PASSAGE SHOWN =
[lnkForumImage]
TotalShareware - Download Free Software

Confronta i prezzi di migliaia di prodotti.
Asp Forum
 Home | Login | Register | Search 


 

Forums >

comp.lang.ruby

Change/ignore XML encoding?

Travis Bell

8/22/2008 12:11:00 PM

Hey guys,

I think I am missing something very basic here. I have an XML request,
using the following code as an example:

require "rubygems"
require "xml/libxml"

movie = "sin+city"
search_url =
'http://www.movie-xml.com/interfaces/getmovie.php?movie...
url = search_url+movie
doc = XML::Document.file(url)

Now, with most of the XML results I get from movie-xml.com, the default
utf-8 is fine since there are no non-utf-8 characters. When searching
Sin City as an example, there are. Here's the response I get:

Input is not proper UTF-8, indicate encoding !

The source XML has an encoding declared as such:

<?xml version="1.0" encoding="ISO-8859-1"?>

So I should probably just decode as ISO-8859-1 as well. How the hell do
I do that? I have Googled the crap out of this and just can't seem to
find what I need here...
--
Posted via http://www.ruby-....

7 Answers

matt

8/22/2008 4:33:00 PM

0

Travis Bell <travisbell@mac.com> wrote:

> Hey guys,
>
> I think I am missing something very basic here. I have an XML request,
> using the following code as an example:
>
> require "rubygems"
> require "xml/libxml"
>
> movie = "sin+city"
> search_url =
> 'http://www.movie-xml.com/interfaces/getmovie.php?movie...
> url = search_url+movie
> doc = XML::Document.file(url)
>
> Now, with most of the XML results I get from movie-xml.com, the default
> utf-8 is fine since there are no non-utf-8 characters. When searching
> Sin City as an example, there are. Here's the response I get:
>
> Input is not proper UTF-8, indicate encoding !
>
> The source XML has an encoding declared as such:
>
> <?xml version="1.0" encoding="ISO-8859-1"?>
>
> So I should probably just decode as ISO-8859-1 as well. How the hell do
> I do that? I have Googled the crap out of this and just can't seem to
> find what I need here...

Could this just be a bug in Libxml? REXML seems to do the right thing...
m.


--
matt neuburg, phd = matt@tidbits.com, http://www.tidbits...
Leopard - http://www.takecontrolbooks.com/leopard-custom...
AppleScript - http://www.amazon.com/gp/product/...
Read TidBITS! It's free and smart. http://www.t...

Eric I.

8/22/2008 8:48:00 PM

0

On Aug 22, 12:32 pm, m...@tidbits.com (matt neuburg) wrote:
> > Now, with most of the XML results I get from movie-xml.com, the default
> > utf-8 is fine since there are no non-utf-8 characters. When searching
> > Sin City as an example, there are. Here's the response I get:
>
> > Input is not proper UTF-8, indicate encoding !
>
> > The source XML has an encoding declared as such:
>
> > <?xml version="1.0" encoding="ISO-8859-1"?>
>
> > So I should probably just decode as ISO-8859-1 as well. How the hell do
> > I do that? I have Googled the crap out of this and just can't seem to
> > find what I need here...
>
> Could this just be a bug in Libxml? REXML seems to do the right thing...

EXERCISE TASK = Write the next part of the comp.lang.ruby thread on changing or ignoring XML encoding, starting right after its final line.

DATA EXTRACT =

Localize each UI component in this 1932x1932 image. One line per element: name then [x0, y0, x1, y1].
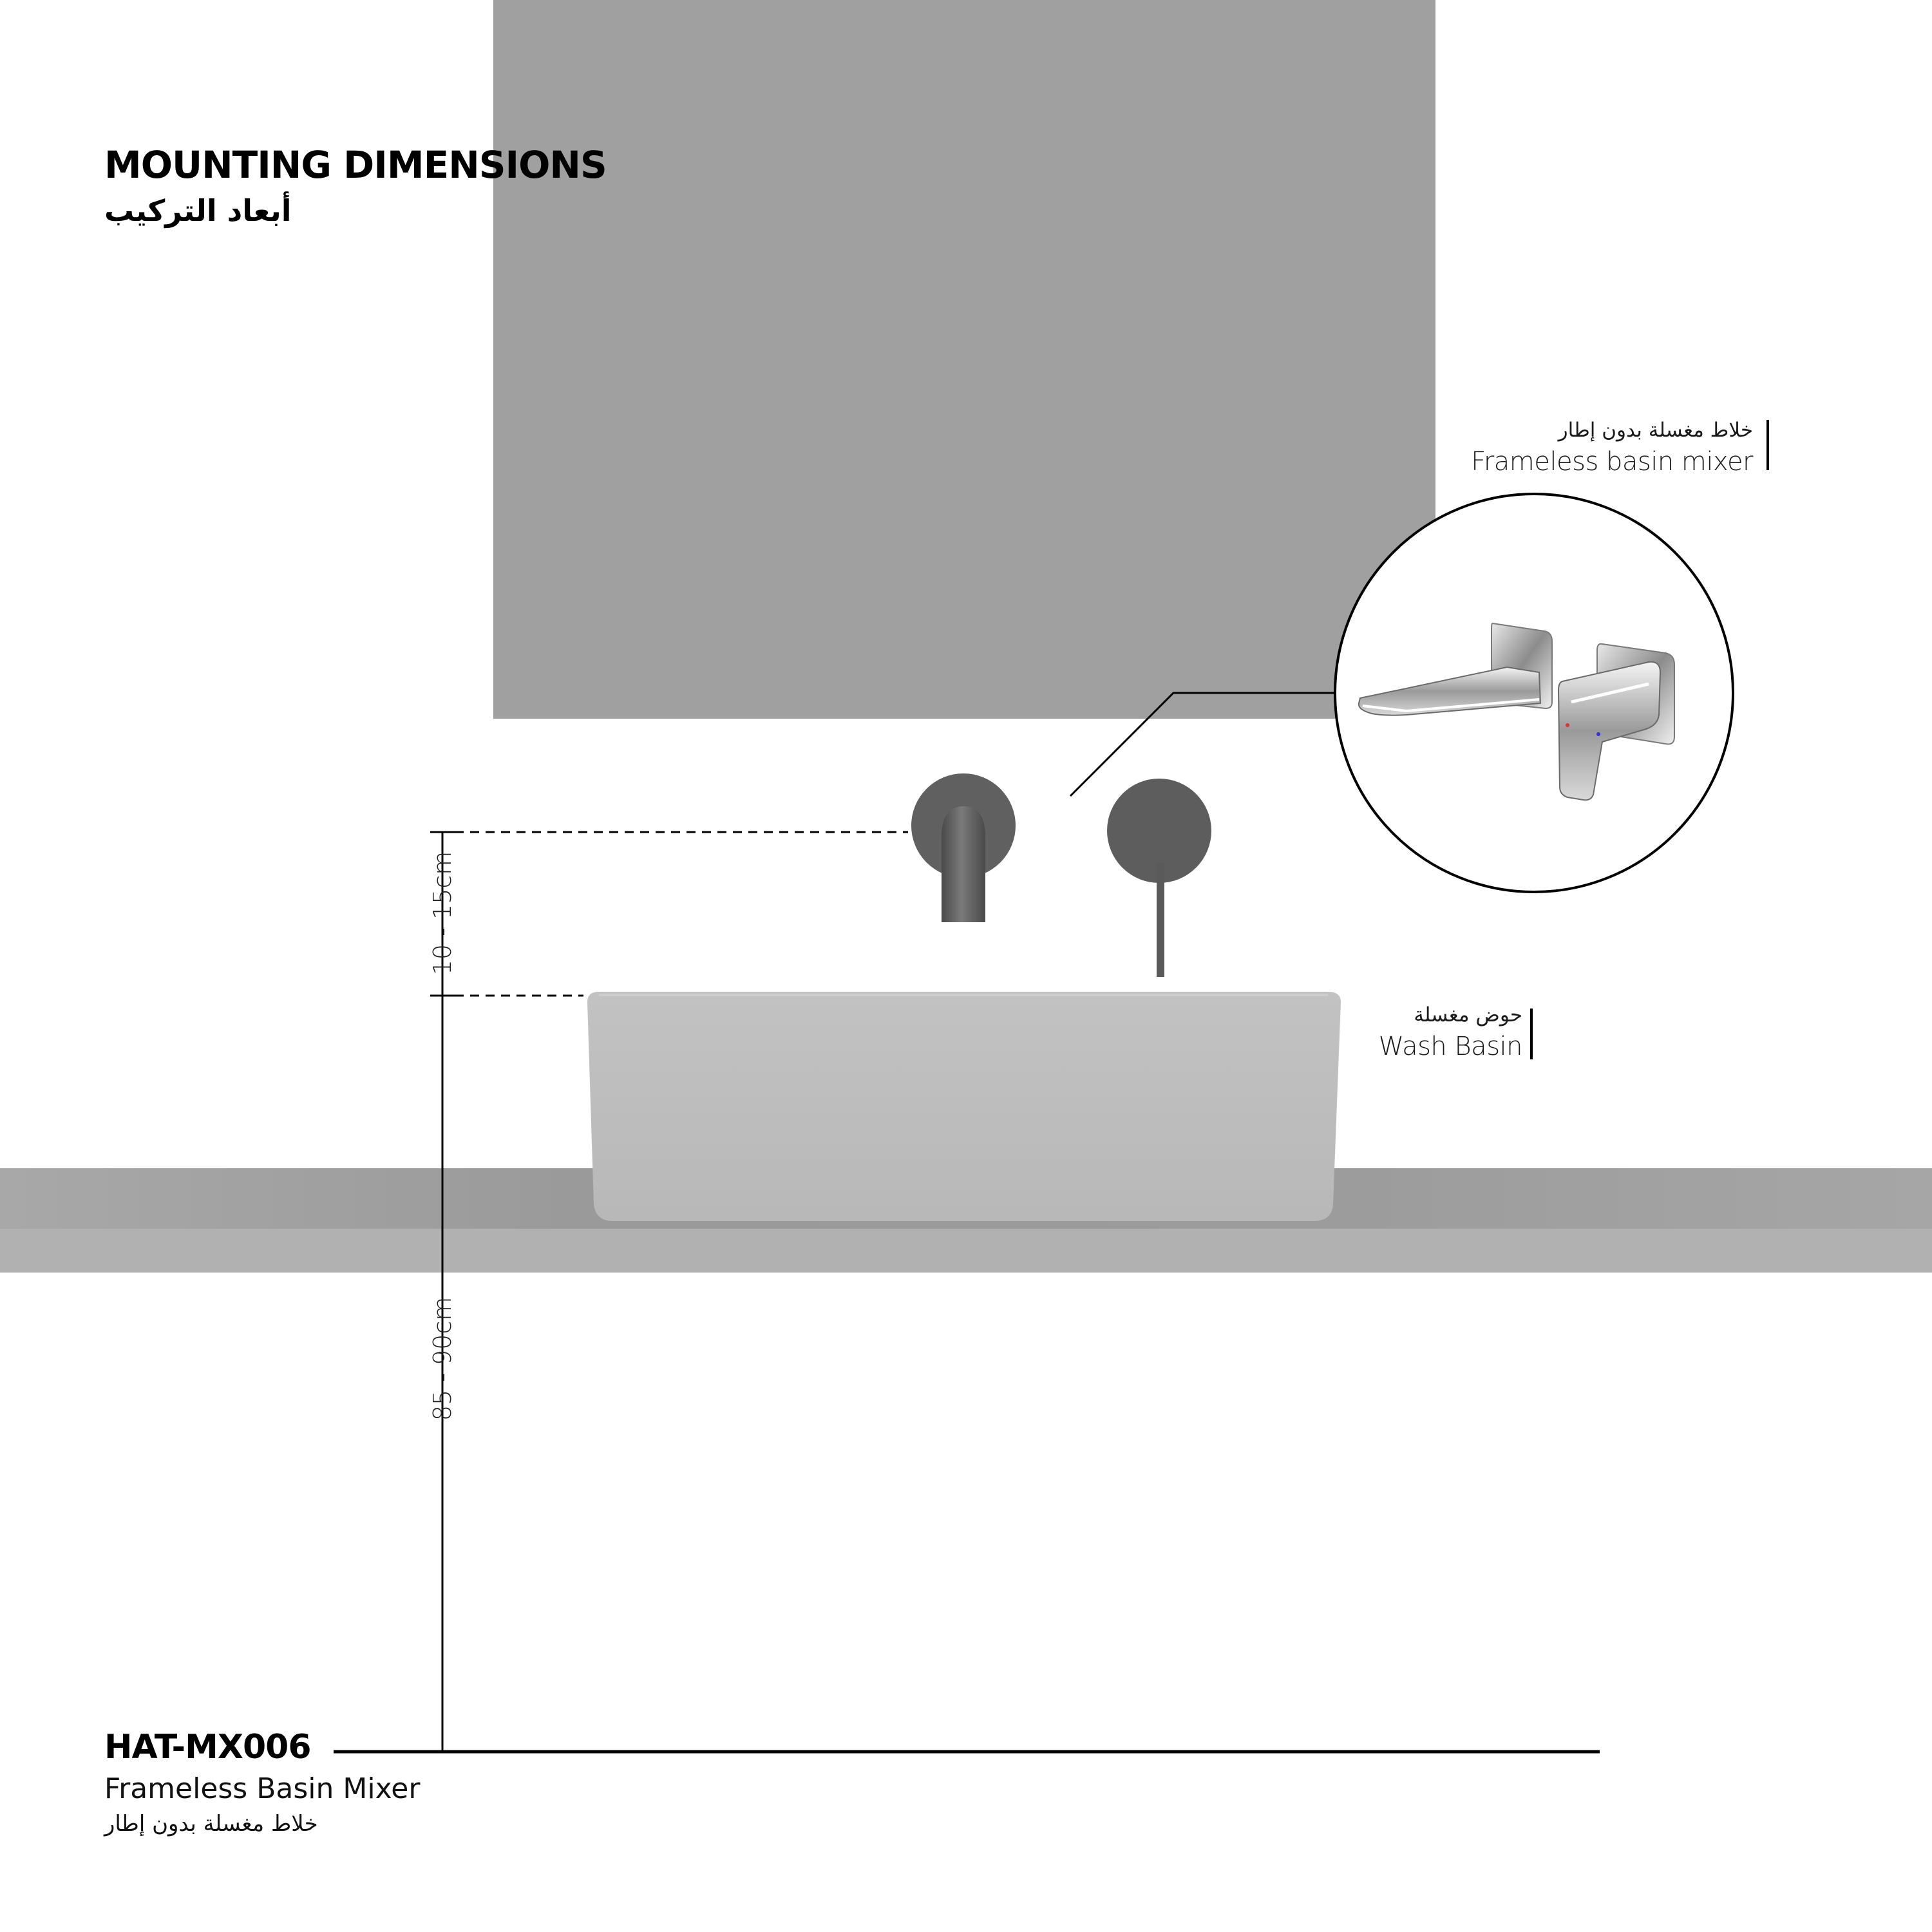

RESPONSE TO THIS EXERCISE =
Clearly libxml is expecting UTF-8, even though the XML file specifies
that it's encoded in ISO-8859-1. So that's a bug.

However, it appears that libxml is "correctly" rejecting data that is
not proper UTF-8 (independent of what it claims to be). Twice in the
XML data the word "verg?enza" appears where the "?" has hex code 0xFC
that encodes a lower case "u" with umlaut in ISO-8859-1. 0xFC cannot
appear in UTF-8 data due to RFC-3629.

libxml should work with ISO-8859-1 data much of the time, as long as
it doesn't contain 13 specific bytes (0xC0, 0xC1, 0xF5..0xFF).

Eric

====

Are you interested in on-site Ruby or Ruby on Rails training
that uses well-designed, real-world, hands-on exercises?
http://Lea...

Travis Bell

8/22/2008 10:37:00 PM

0

Eric I. wrote:
> Clearly libxml is expecting UTF-8, even though the XML file specifies
> that it's encoded in ISO-8859-1. So that's a bug.
>
> libxml should work with ISO-8859-1 data much of the time, as long as
> it doesn't contain 13 specific bytes (0xC0, 0xC1, 0xF5..0xFF).

Heh, so is there a way around this aside from using REXML? Are we
concluding this is a bug in libxml?


--
Posted via http://www.ruby-....

matt

8/23/2008 4:36:00 PM

0

Travis Bell <travisbell@mac.com> wrote:

> Eric I. wrote:
> > Clearly libxml is expecting UTF-8, even though the XML file specifies
> > that it's encoded in ISO-8859-1. So that's a bug.
> >
> > libxml should work with ISO-8859-1 data much of the time, as long as
> > it doesn't contain 13 specific bytes (0xC0, 0xC1, 0xF5..0xFF).
>
> Heh, so is there a way around this aside from using REXML?

Well, if you really want to, I suppose you could parse the encoding info
yourself, convert the encoding of the entire text and change the
encoding info to utf8, and then open with libxml.

> Are we
> concluding this is a bug in libxml?

Not sure. Couldn't hurt to report it, though. It has its own google
group and its own bug reporting page... m.

--
matt neuburg, phd = matt@tidbits.com, http://www.tidbits...
Leopard - http://www.takecontrolbooks.com/leopard-custom...
AppleScript - http://www.amazon.com/gp/product/...
Read TidBITS! It's free and smart. http://www.t...

Travis Bell

8/23/2008 11:48:00 PM

0

matt neuburg wrote:
> Well, if you really want to, I suppose you could parse the encoding info
> yourself, convert the encoding of the entire text and change the
> encoding info to utf8, and then open with libxml.
>
>> Are we
>> concluding this is a bug in libxml?
>
> Not sure. Couldn't hurt to report it, though. It has its own google
> group and its own bug reporting page... m.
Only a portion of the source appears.